## Short exercise:
The records below must be written out exactly, with every picture left behind.

## Stored entries:
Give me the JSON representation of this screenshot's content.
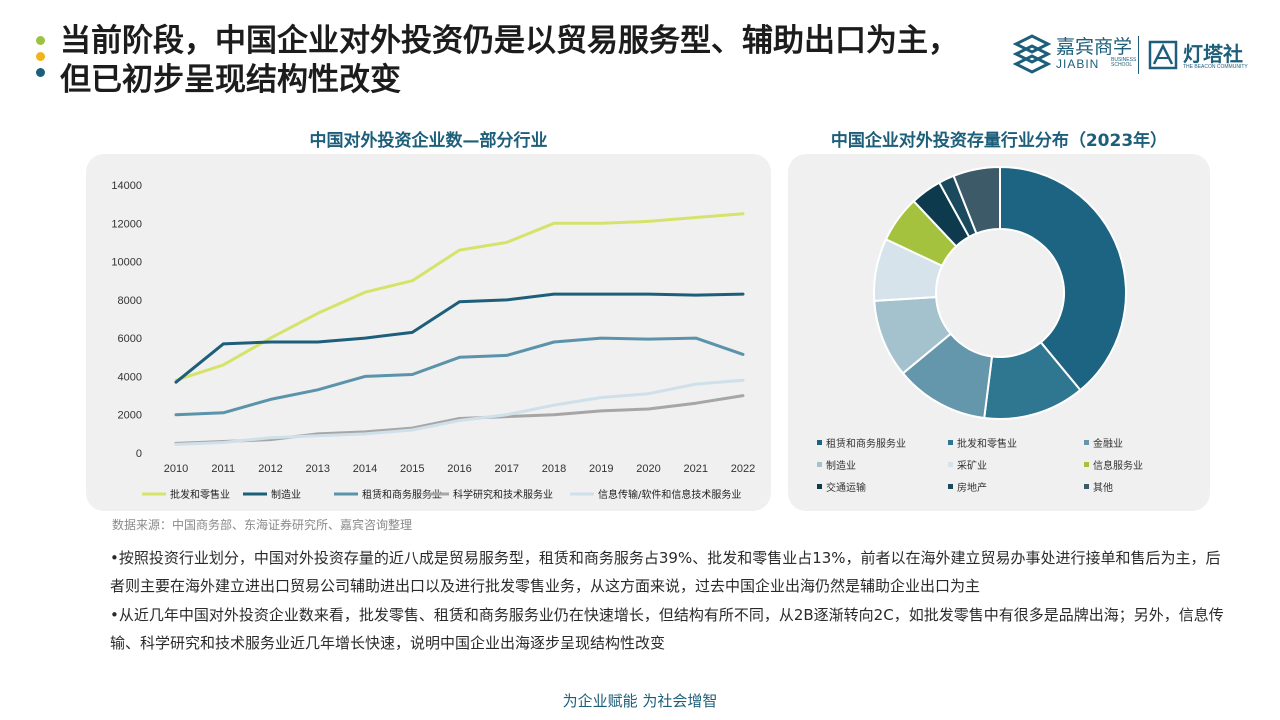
{
  "header": {
    "title_line1": "当前阶段，中国企业对外投资仍是以贸易服务型、辅助出口为主，",
    "title_line2": "但已初步呈现结构性改变",
    "dot_colors": [
      "#9dc143",
      "#f2b319",
      "#1d5e7a"
    ]
  },
  "logo": {
    "brand_cn": "嘉宾商学",
    "brand_en": "JIABIN",
    "brand_tiny": "BUSINESS SCHOOL",
    "partner_cn": "灯塔社",
    "partner_en": "THE BEACON COMMUNITY"
  },
  "chart_data": [
    {
      "type": "line",
      "title": "中国对外投资企业数—部分行业",
      "x": [
        "2010",
        "2011",
        "2012",
        "2013",
        "2014",
        "2015",
        "2016",
        "2017",
        "2018",
        "2019",
        "2020",
        "2021",
        "2022"
      ],
      "ylim": [
        0,
        14000
      ],
      "yticks": [
        "0",
        "2000",
        "4000",
        "6000",
        "8000",
        "10000",
        "12000",
        "14000"
      ],
      "grid": false,
      "legend": "bottom",
      "series": [
        {
          "name": "批发和零售业",
          "color": "#d6e36a",
          "values": [
            3800,
            4600,
            6000,
            7300,
            8400,
            9000,
            10600,
            11000,
            12000,
            12000,
            12100,
            12300,
            12500
          ]
        },
        {
          "name": "制造业",
          "color": "#1d5e7a",
          "values": [
            3700,
            5700,
            5800,
            5800,
            6000,
            6300,
            7900,
            8000,
            8300,
            8300,
            8300,
            8250,
            8300
          ]
        },
        {
          "name": "租赁和商务服务业",
          "color": "#5b93aa",
          "values": [
            2000,
            2100,
            2800,
            3300,
            4000,
            4100,
            5000,
            5100,
            5800,
            6000,
            5950,
            6000,
            5150
          ]
        },
        {
          "name": "科学研究和技术服务业",
          "color": "#a6a6a6",
          "values": [
            500,
            600,
            700,
            1000,
            1100,
            1300,
            1800,
            1900,
            2000,
            2200,
            2300,
            2600,
            3000
          ]
        },
        {
          "name": "信息传输/软件和信息技术服务业",
          "color": "#cfe0ea",
          "values": [
            450,
            550,
            800,
            900,
            1000,
            1200,
            1700,
            2000,
            2500,
            2900,
            3100,
            3600,
            3800
          ]
        }
      ]
    },
    {
      "type": "pie",
      "title": "中国企业对外投资存量行业分布（2023年）",
      "donut": true,
      "legend": "bottom",
      "slices": [
        {
          "name": "租赁和商务服务业",
          "value": 39,
          "color": "#1d6482"
        },
        {
          "name": "批发和零售业",
          "value": 13,
          "color": "#2f7690"
        },
        {
          "name": "金融业",
          "value": 12,
          "color": "#6497ab"
        },
        {
          "name": "制造业",
          "value": 10,
          "color": "#a3c2ce"
        },
        {
          "name": "采矿业",
          "value": 8,
          "color": "#d6e3ea"
        },
        {
          "name": "信息服务业",
          "value": 6,
          "color": "#a4c23d"
        },
        {
          "name": "交通运输",
          "value": 4,
          "color": "#0e3a4e"
        },
        {
          "name": "房地产",
          "value": 2,
          "color": "#1b4a5e"
        },
        {
          "name": "其他",
          "value": 6,
          "color": "#3d5a68"
        }
      ]
    }
  ],
  "source_note": "数据来源：中国商务部、东海证券研究所、嘉宾咨询整理",
  "paragraphs": [
    "•按照投资行业划分，中国对外投资存量的近八成是贸易服务型，租赁和商务服务占39%、批发和零售业占13%，前者以在海外建立贸易办事处进行接单和售后为主，后者则主要在海外建立进出口贸易公司辅助进出口以及进行批发零售业务，从这方面来说，过去中国企业出海仍然是辅助企业出口为主",
    "•从近几年中国对外投资企业数来看，批发零售、租赁和商务服务业仍在快速增长，但结构有所不同，从2B逐渐转向2C，如批发零售中有很多是品牌出海；另外，信息传输、科学研究和技术服务业近几年增长快速，说明中国企业出海逐步呈现结构性改变"
  ],
  "footer": "为企业赋能  为社会增智"
}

## Problem solution:
Give me the JSON representation of this screenshot's content.
{
  "header": {
    "title_line1": "当前阶段，中国企业对外投资仍是以贸易服务型、辅助出口为主，",
    "title_line2": "但已初步呈现结构性改变",
    "dot_colors": [
      "#9dc143",
      "#f2b319",
      "#1d5e7a"
    ]
  },
  "logo": {
    "brand_cn": "嘉宾商学",
    "brand_en": "JIABIN",
    "brand_tiny": "BUSINESS SCHOOL",
    "partner_cn": "灯塔社",
    "partner_en": "THE BEACON COMMUNITY"
  },
  "chart_data": [
    {
      "type": "line",
      "title": "中国对外投资企业数—部分行业",
      "x": [
        "2010",
        "2011",
        "2012",
        "2013",
        "2014",
        "2015",
        "2016",
        "2017",
        "2018",
        "2019",
        "2020",
        "2021",
        "2022"
      ],
      "ylim": [
        0,
        14000
      ],
      "yticks": [
        "0",
        "2000",
        "4000",
        "6000",
        "8000",
        "10000",
        "12000",
        "14000"
      ],
      "grid": false,
      "legend": "bottom",
      "series": [
        {
          "name": "批发和零售业",
          "color": "#d6e36a",
          "values": [
            3800,
            4600,
            6000,
            7300,
            8400,
            9000,
            10600,
            11000,
            12000,
            12000,
            12100,
            12300,
            12500
          ]
        },
        {
          "name": "制造业",
          "color": "#1d5e7a",
          "values": [
            3700,
            5700,
            5800,
            5800,
            6000,
            6300,
            7900,
            8000,
            8300,
            8300,
            8300,
            8250,
            8300
          ]
        },
        {
          "name": "租赁和商务服务业",
          "color": "#5b93aa",
          "values": [
            2000,
            2100,
            2800,
            3300,
            4000,
            4100,
            5000,
            5100,
            5800,
            6000,
            5950,
            6000,
            5150
          ]
        },
        {
          "name": "科学研究和技术服务业",
          "color": "#a6a6a6",
          "values": [
            500,
            600,
            700,
            1000,
            1100,
            1300,
            1800,
            1900,
            2000,
            2200,
            2300,
            2600,
            3000
          ]
        },
        {
          "name": "信息传输/软件和信息技术服务业",
          "color": "#cfe0ea",
          "values": [
            450,
            550,
            800,
            900,
            1000,
            1200,
            1700,
            2000,
            2500,
            2900,
            3100,
            3600,
            3800
          ]
        }
      ]
    },
    {
      "type": "pie",
      "title": "中国企业对外投资存量行业分布（2023年）",
      "donut": true,
      "legend": "bottom",
      "slices": [
        {
          "name": "租赁和商务服务业",
          "value": 39,
          "color": "#1d6482"
        },
        {
          "name": "批发和零售业",
          "value": 13,
          "color": "#2f7690"
        },
        {
          "name": "金融业",
          "value": 12,
          "color": "#6497ab"
        },
        {
          "name": "制造业",
          "value": 10,
          "color": "#a3c2ce"
        },
        {
          "name": "采矿业",
          "value": 8,
          "color": "#d6e3ea"
        },
        {
          "name": "信息服务业",
          "value": 6,
          "color": "#a4c23d"
        },
        {
          "name": "交通运输",
          "value": 4,
          "color": "#0e3a4e"
        },
        {
          "name": "房地产",
          "value": 2,
          "color": "#1b4a5e"
        },
        {
          "name": "其他",
          "value": 6,
          "color": "#3d5a68"
        }
      ]
    }
  ],
  "source_note": "数据来源：中国商务部、东海证券研究所、嘉宾咨询整理",
  "paragraphs": [
    "•按照投资行业划分，中国对外投资存量的近八成是贸易服务型，租赁和商务服务占39%、批发和零售业占13%，前者以在海外建立贸易办事处进行接单和售后为主，后者则主要在海外建立进出口贸易公司辅助进出口以及进行批发零售业务，从这方面来说，过去中国企业出海仍然是辅助企业出口为主",
    "•从近几年中国对外投资企业数来看，批发零售、租赁和商务服务业仍在快速增长，但结构有所不同，从2B逐渐转向2C，如批发零售中有很多是品牌出海；另外，信息传输、科学研究和技术服务业近几年增长快速，说明中国企业出海逐步呈现结构性改变"
  ],
  "footer": "为企业赋能  为社会增智"
}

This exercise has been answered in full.